Required work —
Locate all lines with the word "structured". Copy them.

Exercise inputs —
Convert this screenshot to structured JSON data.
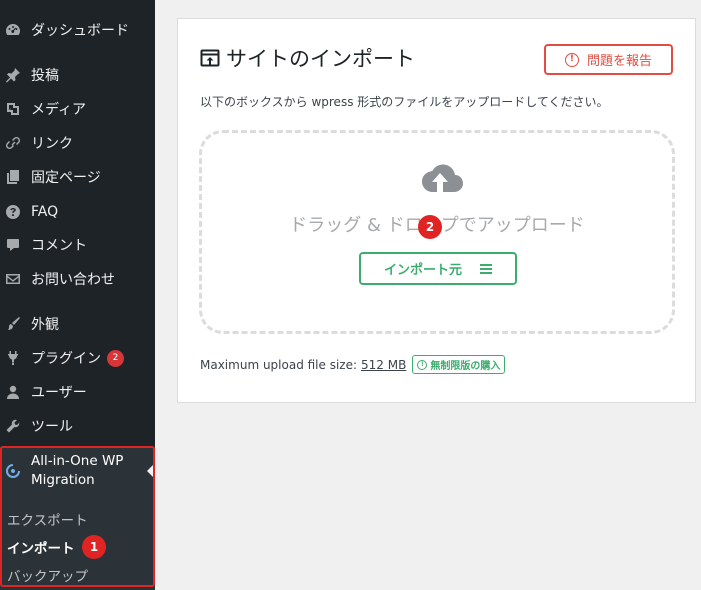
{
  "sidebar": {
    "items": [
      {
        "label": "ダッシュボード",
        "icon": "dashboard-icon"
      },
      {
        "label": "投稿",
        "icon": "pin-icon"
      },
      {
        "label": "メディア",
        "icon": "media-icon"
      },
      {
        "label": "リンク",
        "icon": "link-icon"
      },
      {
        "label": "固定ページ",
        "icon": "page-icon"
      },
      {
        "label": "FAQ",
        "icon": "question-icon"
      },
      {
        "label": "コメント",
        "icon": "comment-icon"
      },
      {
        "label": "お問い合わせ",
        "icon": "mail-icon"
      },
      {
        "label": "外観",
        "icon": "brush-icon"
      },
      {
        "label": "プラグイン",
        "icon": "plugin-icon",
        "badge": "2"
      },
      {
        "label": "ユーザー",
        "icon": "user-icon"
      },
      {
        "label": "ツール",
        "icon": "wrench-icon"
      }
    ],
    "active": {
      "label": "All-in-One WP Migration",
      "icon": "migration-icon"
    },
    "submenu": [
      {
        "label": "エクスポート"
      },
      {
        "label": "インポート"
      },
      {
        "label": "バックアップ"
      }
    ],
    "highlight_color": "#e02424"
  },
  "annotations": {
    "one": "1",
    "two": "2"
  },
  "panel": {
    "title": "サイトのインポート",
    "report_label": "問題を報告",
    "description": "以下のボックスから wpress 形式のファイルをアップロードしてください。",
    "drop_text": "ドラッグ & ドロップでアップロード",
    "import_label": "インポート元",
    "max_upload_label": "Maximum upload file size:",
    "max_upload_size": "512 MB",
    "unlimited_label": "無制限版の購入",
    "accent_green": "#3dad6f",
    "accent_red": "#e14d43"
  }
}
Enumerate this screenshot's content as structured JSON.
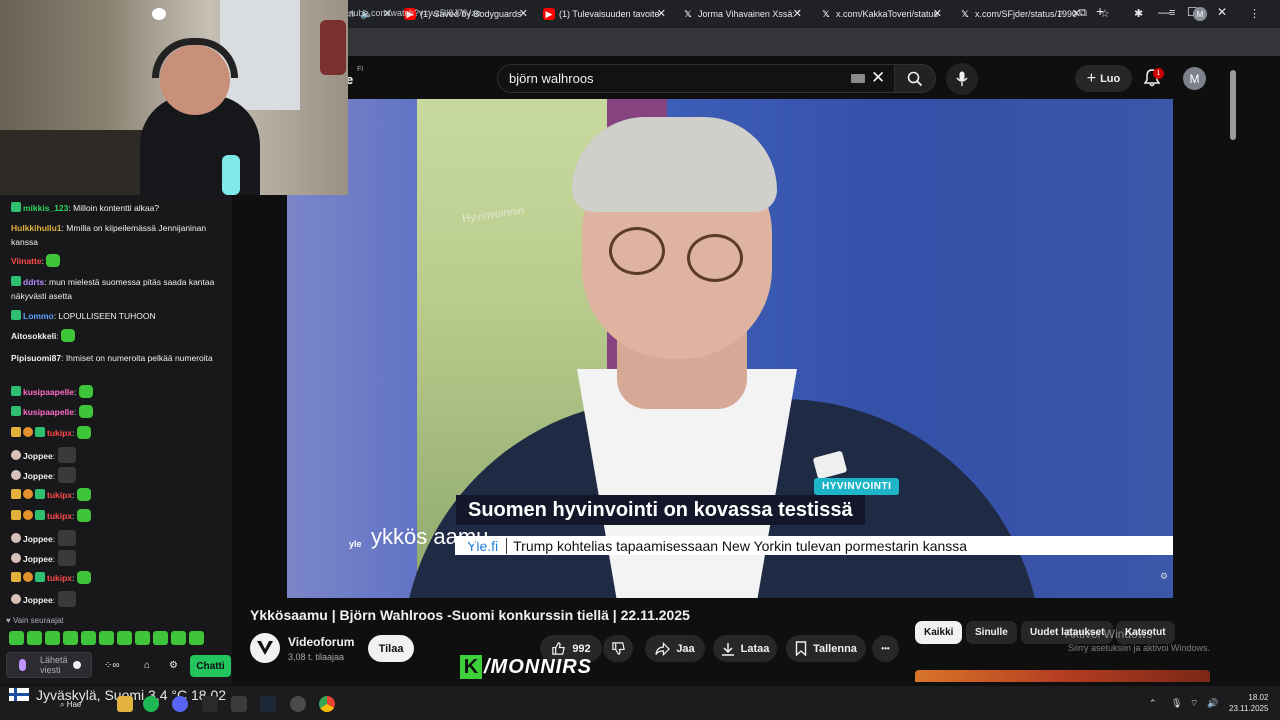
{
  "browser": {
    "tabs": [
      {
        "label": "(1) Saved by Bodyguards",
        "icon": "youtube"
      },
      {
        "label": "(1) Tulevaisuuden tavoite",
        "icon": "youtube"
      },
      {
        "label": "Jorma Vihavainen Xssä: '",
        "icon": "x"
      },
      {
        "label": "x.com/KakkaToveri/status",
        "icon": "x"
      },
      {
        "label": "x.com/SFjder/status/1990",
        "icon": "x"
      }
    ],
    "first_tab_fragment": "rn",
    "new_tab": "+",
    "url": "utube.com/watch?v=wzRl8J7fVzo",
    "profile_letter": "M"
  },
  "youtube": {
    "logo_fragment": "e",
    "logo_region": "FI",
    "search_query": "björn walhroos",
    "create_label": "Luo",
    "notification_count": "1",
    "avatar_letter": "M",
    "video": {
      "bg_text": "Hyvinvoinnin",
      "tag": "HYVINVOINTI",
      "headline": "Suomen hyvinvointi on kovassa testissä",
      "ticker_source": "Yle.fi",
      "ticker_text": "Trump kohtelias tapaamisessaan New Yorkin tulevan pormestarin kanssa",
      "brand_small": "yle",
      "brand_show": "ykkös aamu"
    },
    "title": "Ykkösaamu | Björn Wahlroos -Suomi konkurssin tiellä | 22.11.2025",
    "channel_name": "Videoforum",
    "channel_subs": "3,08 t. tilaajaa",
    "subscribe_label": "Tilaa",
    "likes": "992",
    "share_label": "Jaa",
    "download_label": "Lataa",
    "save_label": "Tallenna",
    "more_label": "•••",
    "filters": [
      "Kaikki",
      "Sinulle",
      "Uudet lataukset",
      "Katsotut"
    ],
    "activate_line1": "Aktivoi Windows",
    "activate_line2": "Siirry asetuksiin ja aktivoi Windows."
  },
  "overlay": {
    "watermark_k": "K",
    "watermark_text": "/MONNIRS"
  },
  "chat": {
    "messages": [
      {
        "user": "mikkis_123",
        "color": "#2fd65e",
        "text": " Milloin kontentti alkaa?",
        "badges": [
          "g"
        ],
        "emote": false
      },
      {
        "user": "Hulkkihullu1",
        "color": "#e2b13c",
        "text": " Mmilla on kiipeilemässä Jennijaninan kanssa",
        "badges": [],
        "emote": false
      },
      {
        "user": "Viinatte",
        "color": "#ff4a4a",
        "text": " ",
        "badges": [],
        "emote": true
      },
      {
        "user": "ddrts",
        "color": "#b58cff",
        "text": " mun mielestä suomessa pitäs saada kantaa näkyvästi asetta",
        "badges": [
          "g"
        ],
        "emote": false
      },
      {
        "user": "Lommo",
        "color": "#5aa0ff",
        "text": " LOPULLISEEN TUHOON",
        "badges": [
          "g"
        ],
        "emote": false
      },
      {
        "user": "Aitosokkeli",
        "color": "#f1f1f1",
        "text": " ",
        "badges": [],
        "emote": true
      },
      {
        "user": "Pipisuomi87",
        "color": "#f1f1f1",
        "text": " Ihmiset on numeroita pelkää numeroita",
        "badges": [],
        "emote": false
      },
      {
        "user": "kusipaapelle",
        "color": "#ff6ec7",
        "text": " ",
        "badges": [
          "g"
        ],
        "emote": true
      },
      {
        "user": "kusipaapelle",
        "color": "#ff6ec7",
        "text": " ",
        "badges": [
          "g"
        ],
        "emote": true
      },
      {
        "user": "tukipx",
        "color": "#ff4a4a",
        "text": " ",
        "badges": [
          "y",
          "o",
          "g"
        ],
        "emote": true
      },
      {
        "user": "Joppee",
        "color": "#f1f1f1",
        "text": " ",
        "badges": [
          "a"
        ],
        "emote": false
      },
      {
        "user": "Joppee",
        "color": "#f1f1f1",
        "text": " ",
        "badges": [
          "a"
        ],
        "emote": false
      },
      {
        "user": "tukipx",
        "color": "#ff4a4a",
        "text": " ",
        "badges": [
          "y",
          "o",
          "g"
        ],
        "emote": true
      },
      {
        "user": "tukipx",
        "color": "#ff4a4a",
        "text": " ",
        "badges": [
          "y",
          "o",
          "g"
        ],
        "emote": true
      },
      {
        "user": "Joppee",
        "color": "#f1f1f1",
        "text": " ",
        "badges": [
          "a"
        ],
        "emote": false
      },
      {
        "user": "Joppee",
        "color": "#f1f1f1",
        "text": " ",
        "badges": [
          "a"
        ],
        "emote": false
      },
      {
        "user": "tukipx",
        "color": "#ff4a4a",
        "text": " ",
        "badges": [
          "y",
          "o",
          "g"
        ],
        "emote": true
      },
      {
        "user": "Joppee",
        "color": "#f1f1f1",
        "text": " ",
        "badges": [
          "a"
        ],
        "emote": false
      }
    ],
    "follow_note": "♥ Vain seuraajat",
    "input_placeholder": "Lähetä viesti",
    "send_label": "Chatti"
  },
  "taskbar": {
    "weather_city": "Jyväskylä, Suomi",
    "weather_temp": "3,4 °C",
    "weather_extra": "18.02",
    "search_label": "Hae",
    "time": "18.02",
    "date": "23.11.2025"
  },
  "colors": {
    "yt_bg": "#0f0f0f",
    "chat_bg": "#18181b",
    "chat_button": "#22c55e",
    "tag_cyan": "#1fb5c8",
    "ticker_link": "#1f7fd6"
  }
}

==

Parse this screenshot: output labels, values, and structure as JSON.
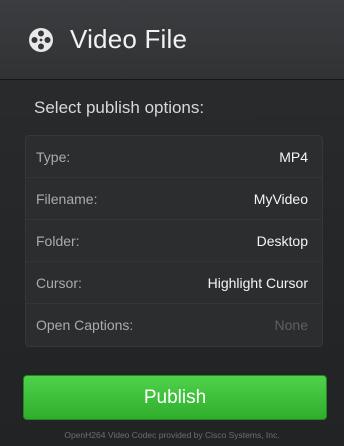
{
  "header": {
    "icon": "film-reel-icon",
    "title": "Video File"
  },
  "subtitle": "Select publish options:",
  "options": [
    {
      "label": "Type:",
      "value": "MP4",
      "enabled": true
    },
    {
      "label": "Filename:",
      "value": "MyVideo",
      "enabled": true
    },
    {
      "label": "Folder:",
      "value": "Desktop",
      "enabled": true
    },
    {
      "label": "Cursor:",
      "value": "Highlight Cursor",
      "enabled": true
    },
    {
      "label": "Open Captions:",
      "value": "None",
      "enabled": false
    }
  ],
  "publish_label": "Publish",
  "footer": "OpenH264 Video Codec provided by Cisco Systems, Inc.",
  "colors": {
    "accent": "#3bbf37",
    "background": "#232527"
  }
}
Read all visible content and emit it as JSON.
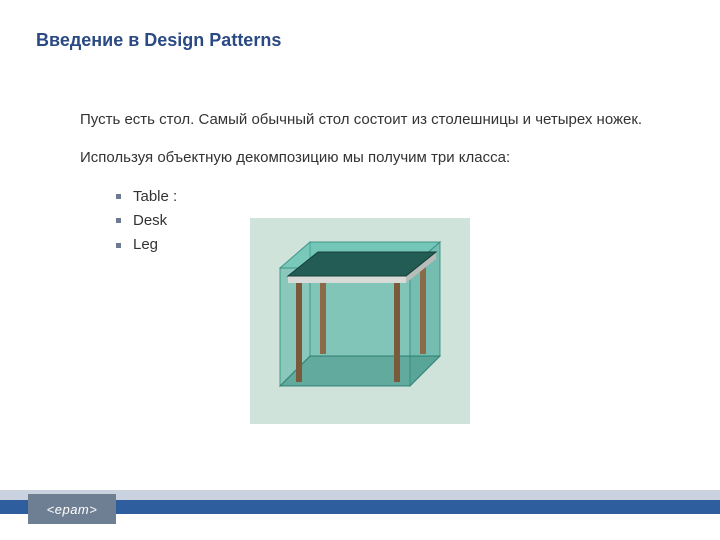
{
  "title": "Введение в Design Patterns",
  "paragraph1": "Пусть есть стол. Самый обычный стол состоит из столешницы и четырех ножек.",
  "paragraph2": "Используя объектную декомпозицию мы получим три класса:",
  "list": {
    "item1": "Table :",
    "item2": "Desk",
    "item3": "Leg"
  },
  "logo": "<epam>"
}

The solution —
Convert this screenshot to structured JSON data.
Enumerate this screenshot's content as structured JSON.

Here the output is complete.